With the pictures omitted, write out the entries that follow exactly as they stand.
* begin *
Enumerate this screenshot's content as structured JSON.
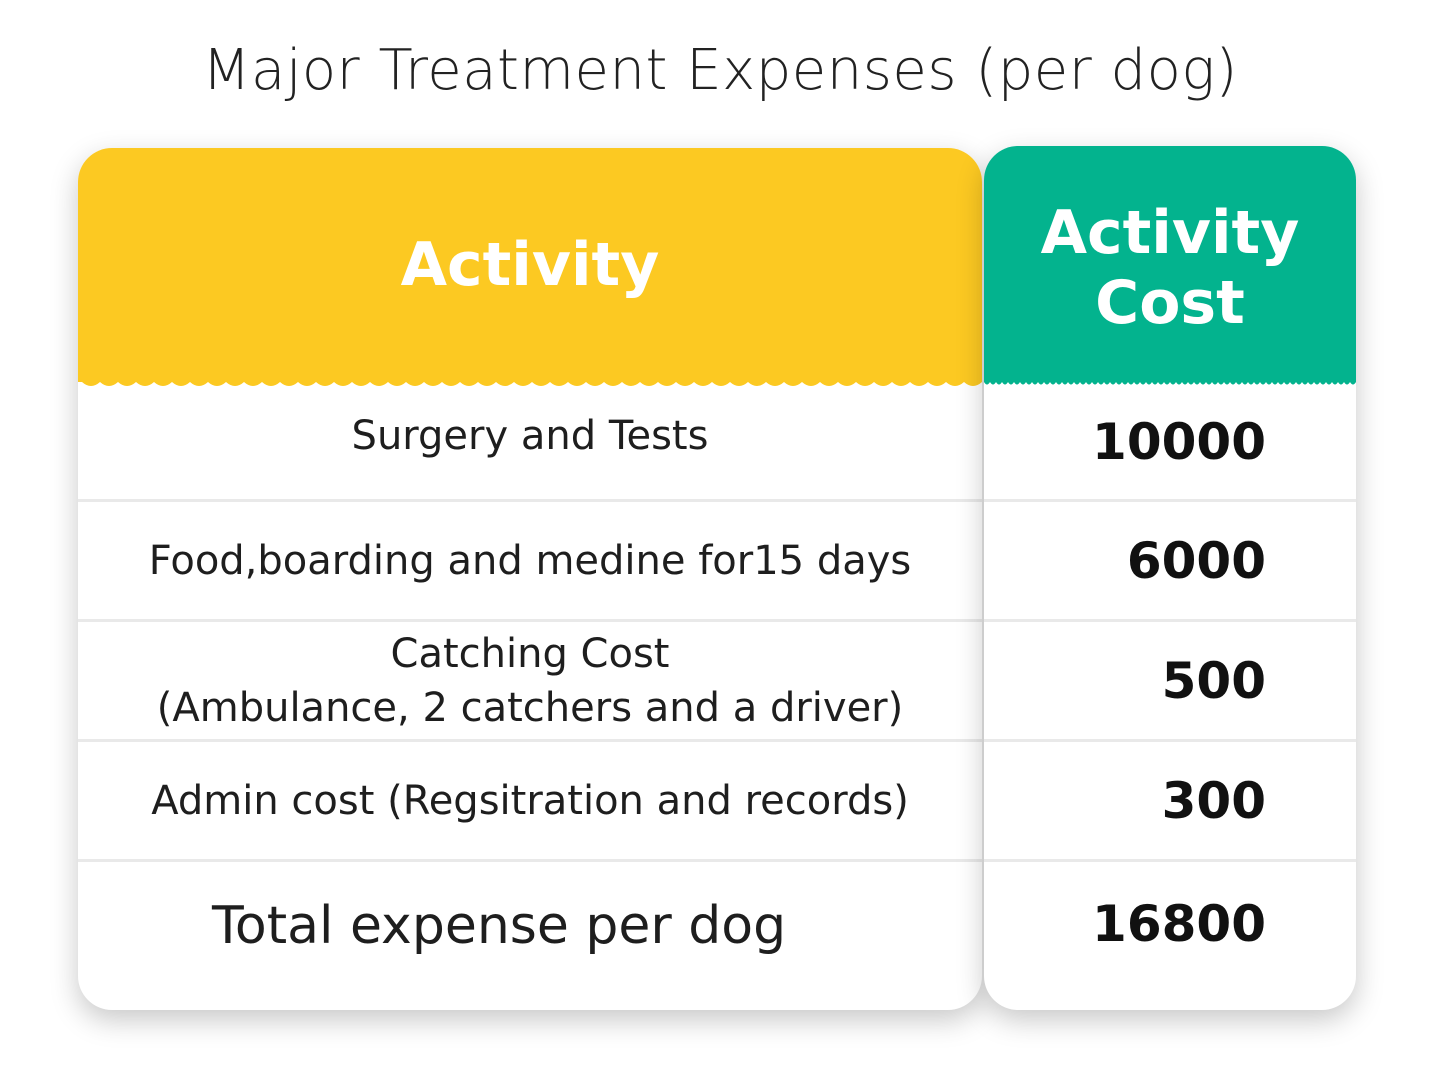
{
  "title": "Major Treatment Expenses (per dog)",
  "header": {
    "activity_label": "Activity",
    "cost_label_line1": "Activity",
    "cost_label_line2": "Cost"
  },
  "colors": {
    "activity_header": "#fcc922",
    "cost_header": "#03b38e"
  },
  "rows": [
    {
      "activity": "Surgery and Tests",
      "cost": "10000"
    },
    {
      "activity": "Food,boarding and medine for15 days",
      "cost": "6000"
    },
    {
      "activity_line1": "Catching Cost",
      "activity_line2": "(Ambulance, 2 catchers and a driver)",
      "cost": "500"
    },
    {
      "activity": "Admin cost (Regsitration and records)",
      "cost": "300"
    }
  ],
  "total": {
    "label": "Total expense per dog",
    "value": "16800"
  }
}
* end *
**FINAL RESULT:**
Enumerate this screenshot's content as structured JSON.
{
  "title": "Major Treatment Expenses (per dog)",
  "header": {
    "activity_label": "Activity",
    "cost_label_line1": "Activity",
    "cost_label_line2": "Cost"
  },
  "colors": {
    "activity_header": "#fcc922",
    "cost_header": "#03b38e"
  },
  "rows": [
    {
      "activity": "Surgery and Tests",
      "cost": "10000"
    },
    {
      "activity": "Food,boarding and medine for15 days",
      "cost": "6000"
    },
    {
      "activity_line1": "Catching Cost",
      "activity_line2": "(Ambulance, 2 catchers and a driver)",
      "cost": "500"
    },
    {
      "activity": "Admin cost (Regsitration and records)",
      "cost": "300"
    }
  ],
  "total": {
    "label": "Total expense per dog",
    "value": "16800"
  }
}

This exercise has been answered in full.